### TASK DESCRIPTION:
Pull out every line from the listing that has the word "name".
— start of EXERCISE INPUT —
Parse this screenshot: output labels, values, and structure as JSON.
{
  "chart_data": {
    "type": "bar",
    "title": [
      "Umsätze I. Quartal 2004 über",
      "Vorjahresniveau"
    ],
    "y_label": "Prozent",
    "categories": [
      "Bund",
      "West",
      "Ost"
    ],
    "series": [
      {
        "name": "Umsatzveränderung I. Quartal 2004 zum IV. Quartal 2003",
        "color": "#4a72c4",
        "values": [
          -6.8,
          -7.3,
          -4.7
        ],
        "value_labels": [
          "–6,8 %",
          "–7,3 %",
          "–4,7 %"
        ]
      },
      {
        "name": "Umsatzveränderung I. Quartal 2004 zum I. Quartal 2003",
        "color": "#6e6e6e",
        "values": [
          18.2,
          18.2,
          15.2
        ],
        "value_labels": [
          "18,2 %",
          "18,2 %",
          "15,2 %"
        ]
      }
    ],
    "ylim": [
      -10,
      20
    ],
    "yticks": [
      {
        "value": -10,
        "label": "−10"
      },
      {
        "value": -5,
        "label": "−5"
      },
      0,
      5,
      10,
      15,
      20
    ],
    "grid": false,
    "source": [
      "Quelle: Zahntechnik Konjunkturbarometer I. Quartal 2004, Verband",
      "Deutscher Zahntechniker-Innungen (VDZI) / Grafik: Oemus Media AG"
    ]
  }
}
— end of EXERCISE INPUT —
### RESULT FOR THIS EXERCISE:
        "name": "Umsatzveränderung I. Quartal 2004 zum IV. Quartal 2003",
        "name": "Umsatzveränderung I. Quartal 2004 zum I. Quartal 2003",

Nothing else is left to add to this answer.